YOUR OBJECTIVE: Report the count of lines containing the word "comfortable" in the entries below, and nothing more.

Data excerpts:
= = =
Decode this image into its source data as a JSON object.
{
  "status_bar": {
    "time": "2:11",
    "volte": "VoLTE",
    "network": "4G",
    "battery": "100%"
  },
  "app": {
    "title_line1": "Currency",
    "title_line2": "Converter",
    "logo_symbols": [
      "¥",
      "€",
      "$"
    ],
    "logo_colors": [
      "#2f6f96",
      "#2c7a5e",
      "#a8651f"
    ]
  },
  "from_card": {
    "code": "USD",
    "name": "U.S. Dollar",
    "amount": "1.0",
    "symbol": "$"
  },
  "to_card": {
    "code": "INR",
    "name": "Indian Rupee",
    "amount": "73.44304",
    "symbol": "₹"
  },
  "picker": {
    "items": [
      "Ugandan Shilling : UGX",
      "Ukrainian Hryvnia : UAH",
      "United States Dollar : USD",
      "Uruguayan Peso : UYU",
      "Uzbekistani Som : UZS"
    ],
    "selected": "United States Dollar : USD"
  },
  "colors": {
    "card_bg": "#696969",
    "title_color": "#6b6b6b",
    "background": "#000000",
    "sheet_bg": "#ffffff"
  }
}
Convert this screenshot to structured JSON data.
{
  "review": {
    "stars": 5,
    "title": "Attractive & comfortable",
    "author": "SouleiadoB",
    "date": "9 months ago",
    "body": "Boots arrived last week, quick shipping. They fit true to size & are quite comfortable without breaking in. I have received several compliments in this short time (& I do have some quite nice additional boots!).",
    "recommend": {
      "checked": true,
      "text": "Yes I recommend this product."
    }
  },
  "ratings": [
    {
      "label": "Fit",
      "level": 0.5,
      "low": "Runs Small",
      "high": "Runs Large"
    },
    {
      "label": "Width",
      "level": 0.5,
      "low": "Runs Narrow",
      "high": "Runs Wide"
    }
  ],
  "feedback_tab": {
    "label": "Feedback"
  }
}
= = =
SOLVED EXERCISE: 2